[Records from a data source]
# # # # #
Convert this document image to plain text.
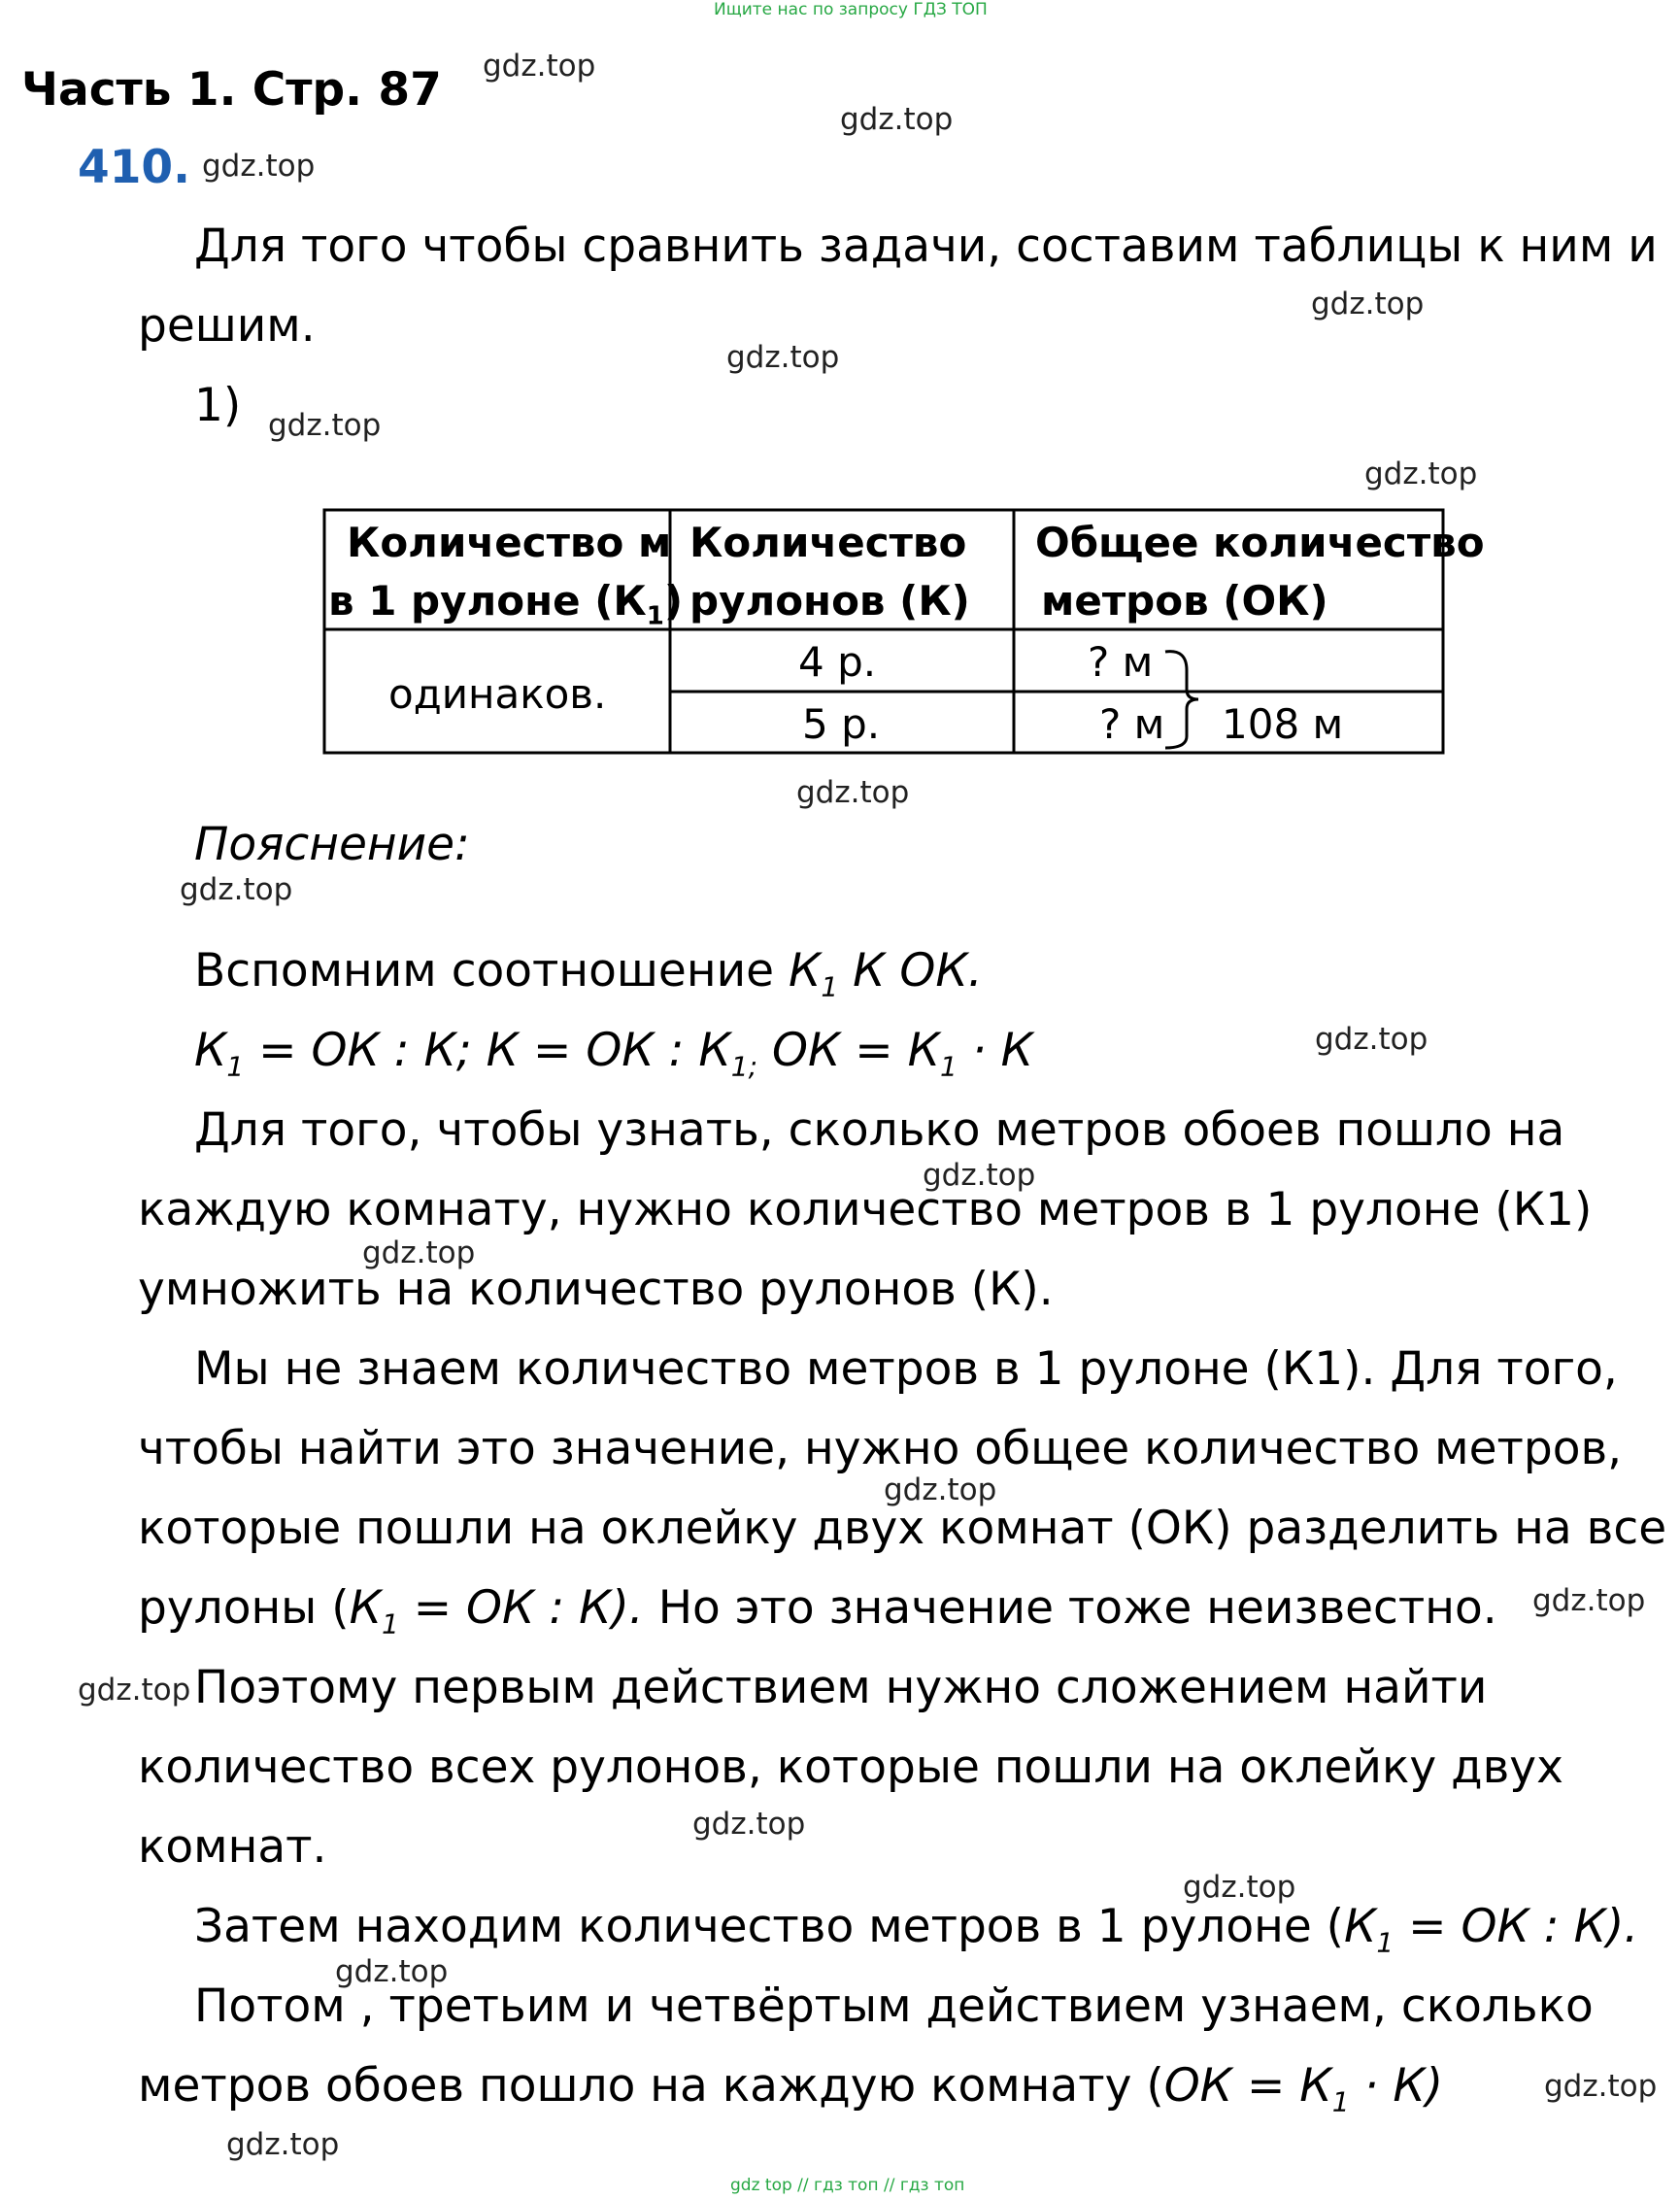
Ищите нас по запросу ГДЗ ТОП
Часть 1. Стр. 87
410.
gdz.top
gdz.top
gdz.top
gdz.top
gdz.top
gdz.top
gdz.top
gdz.top
gdz.top
gdz.top
gdz.top
gdz.top
gdz.top
gdz.top
gdz.top
gdz.top
gdz.top
gdz.top
gdz.top
gdz.top
Для того чтобы сравнить задачи, составим таблицы к ним и
решим.
1)
Количество м
в 1 рулоне $(К_1)$
Количество
рулонов (К)
Общее количество
метров (ОК)
одинаков.
4 р.
5 р.
? м
? м 108 м
Пояснение:
Вспомним соотношение $К_1$ К ОК.
$К_1$ = ОК : К; К = ОК : $К_{1;}$ ОК = $К_1 \cdot К$
Для того, чтобы узнать, сколько метров обоев пошло на
каждую комнату, нужно количество метров в 1 рулоне (К1)
умножить на количество рулонов (К).
Мы не знаем количество метров в 1 рулоне (К1). Для того,
чтобы найти это значение, нужно общее количество метров,
которые пошли на оклейку двух комнат (ОК) разделить на все
рулоны ($К_1$ = ОК : К). Но это значение тоже неизвестно.
Поэтому первым действием нужно сложением найти
количество всех рулонов, которые пошли на оклейку двух
комнат.
Затем находим количество метров в 1 рулоне ($К_1$ = ОК : К).
Потом , третьим и четвёртым действием узнаем, сколько
метров обоев пошло на каждую комнату $(ОК = К_1 \cdot К)$
gdz top // гдз топ // гдз топ
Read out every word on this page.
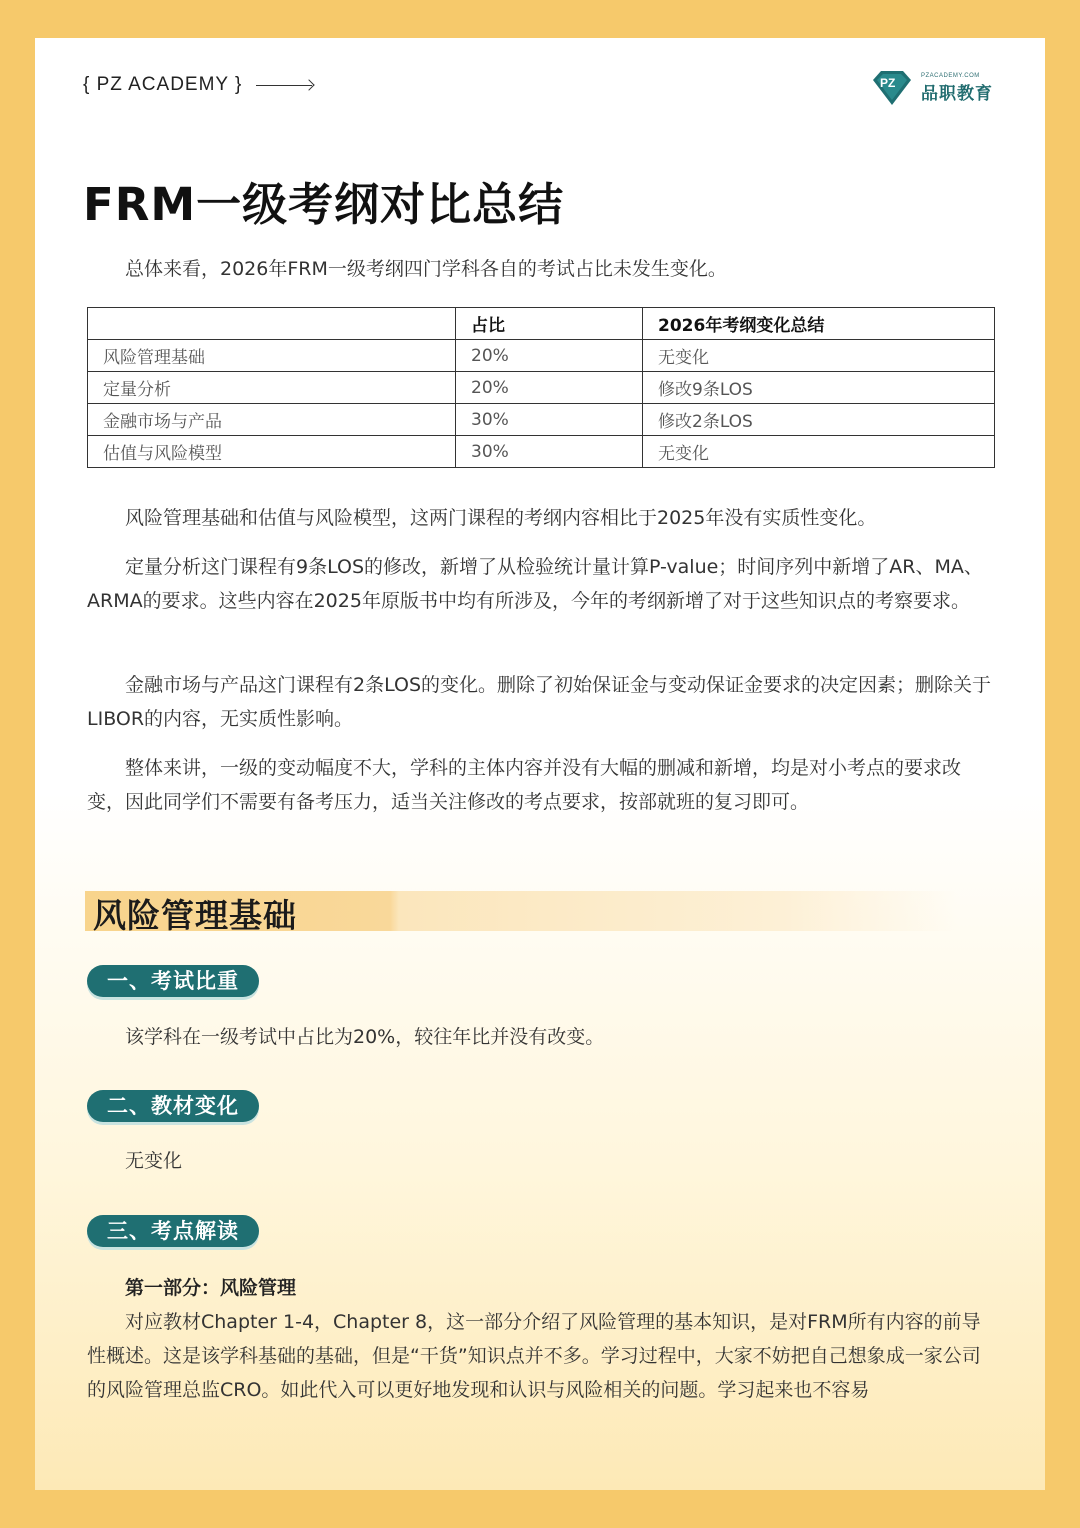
{ PZ ACADEMY }	PZ
PZACADEMY.COM
品职教育
FRM一级考纲对比总结

总体来看，2026年FRM一级考纲四门学科各自的考试占比未发生变化。

	占比	2026年考纲变化总结
风险管理基础	20%	无变化
定量分析	20%	修改9条LOS
金融市场与产品	30%	修改2条LOS
估值与风险模型	30%	无变化

风险管理基础和估值与风险模型，这两门课程的考纲内容相比于2025年没有实质性变化。

定量分析这门课程有9条LOS的修改，新增了从检验统计量计算P-value；时间序列中新增了AR、MA、ARMA的要求。这些内容在2025年原版书中均有所涉及，今年的考纲新增了对于这些知识点的考察要求。

金融市场与产品这门课程有2条LOS的变化。删除了初始保证金与变动保证金要求的决定因素；删除关于LIBOR的内容，无实质性影响。

整体来讲，一级的变动幅度不大，学科的主体内容并没有大幅的删减和新增，均是对小考点的要求改变，因此同学们不需要有备考压力，适当关注修改的考点要求，按部就班的复习即可。

风险管理基础
一、考试比重

该学科在一级考试中占比为20%，较往年比并没有改变。

二、教材变化

无变化

三、考点解读
第一部分：风险管理

对应教材Chapter 1-4，Chapter 8，这一部分介绍了风险管理的基本知识，是对FRM所有内容的前导性概述。这是该学科基础的基础，但是“干货”知识点并不多。学习过程中，大家不妨把自己想象成一家公司的风险管理总监CRO。如此代入可以更好地发现和认识与风险相关的问题。学习起来也不容易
# # # # #
§ Written task
Copy whichever lines in the listing above contain the word "пошли".

§ Task answer
которые пошли на оклейку двух комнат (ОК) разделить на все
количество всех рулонов, которые пошли на оклейку двух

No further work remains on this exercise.